■ The request ■
Your task is to print all of the material verbatim.

+ + +

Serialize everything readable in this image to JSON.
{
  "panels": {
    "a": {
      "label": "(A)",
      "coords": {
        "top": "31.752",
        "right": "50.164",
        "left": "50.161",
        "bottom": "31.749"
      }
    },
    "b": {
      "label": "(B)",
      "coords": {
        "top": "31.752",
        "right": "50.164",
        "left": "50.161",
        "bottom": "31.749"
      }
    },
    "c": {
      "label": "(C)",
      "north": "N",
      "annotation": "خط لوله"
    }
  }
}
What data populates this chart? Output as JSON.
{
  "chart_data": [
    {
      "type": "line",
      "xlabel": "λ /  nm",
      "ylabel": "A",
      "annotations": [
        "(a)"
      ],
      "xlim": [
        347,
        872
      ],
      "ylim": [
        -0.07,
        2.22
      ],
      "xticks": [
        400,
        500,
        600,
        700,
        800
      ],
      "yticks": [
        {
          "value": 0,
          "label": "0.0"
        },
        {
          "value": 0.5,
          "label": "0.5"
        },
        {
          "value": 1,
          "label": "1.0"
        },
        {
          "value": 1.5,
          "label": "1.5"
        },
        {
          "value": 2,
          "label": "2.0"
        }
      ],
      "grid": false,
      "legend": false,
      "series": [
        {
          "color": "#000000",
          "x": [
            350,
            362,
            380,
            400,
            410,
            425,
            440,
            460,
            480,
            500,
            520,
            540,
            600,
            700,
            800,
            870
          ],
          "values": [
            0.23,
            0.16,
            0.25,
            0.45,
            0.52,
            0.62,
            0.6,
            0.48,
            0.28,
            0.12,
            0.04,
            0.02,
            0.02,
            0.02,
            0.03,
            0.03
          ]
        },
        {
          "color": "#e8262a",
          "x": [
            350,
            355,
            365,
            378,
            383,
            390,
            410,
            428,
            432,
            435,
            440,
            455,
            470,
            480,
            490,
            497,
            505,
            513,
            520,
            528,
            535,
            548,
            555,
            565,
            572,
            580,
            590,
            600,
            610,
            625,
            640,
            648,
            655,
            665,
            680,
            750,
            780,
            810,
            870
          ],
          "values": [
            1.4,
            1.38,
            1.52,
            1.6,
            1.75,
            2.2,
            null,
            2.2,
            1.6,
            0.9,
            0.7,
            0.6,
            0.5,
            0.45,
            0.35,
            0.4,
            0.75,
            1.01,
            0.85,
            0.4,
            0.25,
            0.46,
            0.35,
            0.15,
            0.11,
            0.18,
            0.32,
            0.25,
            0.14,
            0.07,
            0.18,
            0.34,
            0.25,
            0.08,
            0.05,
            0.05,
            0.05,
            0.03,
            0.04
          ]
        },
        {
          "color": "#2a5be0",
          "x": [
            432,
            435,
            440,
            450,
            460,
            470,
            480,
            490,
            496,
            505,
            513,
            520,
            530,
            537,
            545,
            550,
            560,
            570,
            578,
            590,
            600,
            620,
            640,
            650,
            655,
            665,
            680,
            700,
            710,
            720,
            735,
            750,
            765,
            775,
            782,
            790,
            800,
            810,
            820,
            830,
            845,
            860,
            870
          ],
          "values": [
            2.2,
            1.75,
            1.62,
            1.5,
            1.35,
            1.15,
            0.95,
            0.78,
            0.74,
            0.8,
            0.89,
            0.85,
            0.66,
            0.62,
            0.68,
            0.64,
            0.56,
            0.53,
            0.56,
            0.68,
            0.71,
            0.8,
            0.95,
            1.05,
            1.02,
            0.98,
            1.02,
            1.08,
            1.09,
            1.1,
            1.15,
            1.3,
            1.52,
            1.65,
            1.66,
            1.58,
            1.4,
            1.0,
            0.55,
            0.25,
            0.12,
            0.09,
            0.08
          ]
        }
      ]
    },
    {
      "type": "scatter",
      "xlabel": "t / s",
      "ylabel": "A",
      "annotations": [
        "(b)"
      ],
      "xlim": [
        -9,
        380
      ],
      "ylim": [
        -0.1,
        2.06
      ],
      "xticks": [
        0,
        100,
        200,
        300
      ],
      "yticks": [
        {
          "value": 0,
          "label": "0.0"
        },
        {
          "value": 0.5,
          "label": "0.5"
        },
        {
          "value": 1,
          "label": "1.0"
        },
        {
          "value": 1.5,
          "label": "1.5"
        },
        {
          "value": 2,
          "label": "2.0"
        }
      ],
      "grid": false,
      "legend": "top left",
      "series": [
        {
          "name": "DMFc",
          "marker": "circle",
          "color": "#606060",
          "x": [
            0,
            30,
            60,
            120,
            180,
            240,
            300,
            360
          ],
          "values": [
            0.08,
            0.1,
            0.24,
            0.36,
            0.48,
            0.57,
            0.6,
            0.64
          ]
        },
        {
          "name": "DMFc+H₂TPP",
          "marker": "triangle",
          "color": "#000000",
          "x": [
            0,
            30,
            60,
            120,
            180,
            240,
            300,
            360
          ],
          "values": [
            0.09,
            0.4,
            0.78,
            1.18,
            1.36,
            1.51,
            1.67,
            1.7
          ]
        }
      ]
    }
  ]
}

+ + +

■ Result of the task ■
Serialize everything readable in this image to JSON.
{
  "panels": {
    "a": {
      "label": "(A)",
      "coords": {
        "top": "31.752",
        "right": "50.164",
        "left": "50.161",
        "bottom": "31.749"
      }
    },
    "b": {
      "label": "(B)",
      "coords": {
        "top": "31.752",
        "right": "50.164",
        "left": "50.161",
        "bottom": "31.749"
      }
    },
    "c": {
      "label": "(C)",
      "north": "N",
      "annotation": "خط لوله"
    }
  }
}
What data populates this chart? Output as JSON.
{
  "chart_data": [
    {
      "type": "line",
      "xlabel": "λ /  nm",
      "ylabel": "A",
      "annotations": [
        "(a)"
      ],
      "xlim": [
        347,
        872
      ],
      "ylim": [
        -0.07,
        2.22
      ],
      "xticks": [
        400,
        500,
        600,
        700,
        800
      ],
      "yticks": [
        {
          "value": 0,
          "label": "0.0"
        },
        {
          "value": 0.5,
          "label": "0.5"
        },
        {
          "value": 1,
          "label": "1.0"
        },
        {
          "value": 1.5,
          "label": "1.5"
        },
        {
          "value": 2,
          "label": "2.0"
        }
      ],
      "grid": false,
      "legend": false,
      "series": [
        {
          "color": "#000000",
          "x": [
            350,
            362,
            380,
            400,
            410,
            425,
            440,
            460,
            480,
            500,
            520,
            540,
            600,
            700,
            800,
            870
          ],
          "values": [
            0.23,
            0.16,
            0.25,
            0.45,
            0.52,
            0.62,
            0.6,
            0.48,
            0.28,
            0.12,
            0.04,
            0.02,
            0.02,
            0.02,
            0.03,
            0.03
          ]
        },
        {
          "color": "#e8262a",
          "x": [
            350,
            355,
            365,
            378,
            383,
            390,
            410,
            428,
            432,
            435,
            440,
            455,
            470,
            480,
            490,
            497,
            505,
            513,
            520,
            528,
            535,
            548,
            555,
            565,
            572,
            580,
            590,
            600,
            610,
            625,
            640,
            648,
            655,
            665,
            680,
            750,
            780,
            810,
            870
          ],
          "values": [
            1.4,
            1.38,
            1.52,
            1.6,
            1.75,
            2.2,
            null,
            2.2,
            1.6,
            0.9,
            0.7,
            0.6,
            0.5,
            0.45,
            0.35,
            0.4,
            0.75,
            1.01,
            0.85,
            0.4,
            0.25,
            0.46,
            0.35,
            0.15,
            0.11,
            0.18,
            0.32,
            0.25,
            0.14,
            0.07,
            0.18,
            0.34,
            0.25,
            0.08,
            0.05,
            0.05,
            0.05,
            0.03,
            0.04
          ]
        },
        {
          "color": "#2a5be0",
          "x": [
            432,
            435,
            440,
            450,
            460,
            470,
            480,
            490,
            496,
            505,
            513,
            520,
            530,
            537,
            545,
            550,
            560,
            570,
            578,
            590,
            600,
            620,
            640,
            650,
            655,
            665,
            680,
            700,
            710,
            720,
            735,
            750,
            765,
            775,
            782,
            790,
            800,
            810,
            820,
            830,
            845,
            860,
            870
          ],
          "values": [
            2.2,
            1.75,
            1.62,
            1.5,
            1.35,
            1.15,
            0.95,
            0.78,
            0.74,
            0.8,
            0.89,
            0.85,
            0.66,
            0.62,
            0.68,
            0.64,
            0.56,
            0.53,
            0.56,
            0.68,
            0.71,
            0.8,
            0.95,
            1.05,
            1.02,
            0.98,
            1.02,
            1.08,
            1.09,
            1.1,
            1.15,
            1.3,
            1.52,
            1.65,
            1.66,
            1.58,
            1.4,
            1.0,
            0.55,
            0.25,
            0.12,
            0.09,
            0.08
          ]
        }
      ]
    },
    {
      "type": "scatter",
      "xlabel": "t / s",
      "ylabel": "A",
      "annotations": [
        "(b)"
      ],
      "xlim": [
        -9,
        380
      ],
      "ylim": [
        -0.1,
        2.06
      ],
      "xticks": [
        0,
        100,
        200,
        300
      ],
      "yticks": [
        {
          "value": 0,
          "label": "0.0"
        },
        {
          "value": 0.5,
          "label": "0.5"
        },
        {
          "value": 1,
          "label": "1.0"
        },
        {
          "value": 1.5,
          "label": "1.5"
        },
        {
          "value": 2,
          "label": "2.0"
        }
      ],
      "grid": false,
      "legend": "top left",
      "series": [
        {
          "name": "DMFc",
          "marker": "circle",
          "color": "#606060",
          "x": [
            0,
            30,
            60,
            120,
            180,
            240,
            300,
            360
          ],
          "values": [
            0.08,
            0.1,
            0.24,
            0.36,
            0.48,
            0.57,
            0.6,
            0.64
          ]
        },
        {
          "name": "DMFc+H₂TPP",
          "marker": "triangle",
          "color": "#000000",
          "x": [
            0,
            30,
            60,
            120,
            180,
            240,
            300,
            360
          ],
          "values": [
            0.09,
            0.4,
            0.78,
            1.18,
            1.36,
            1.51,
            1.67,
            1.7
          ]
        }
      ]
    }
  ]
}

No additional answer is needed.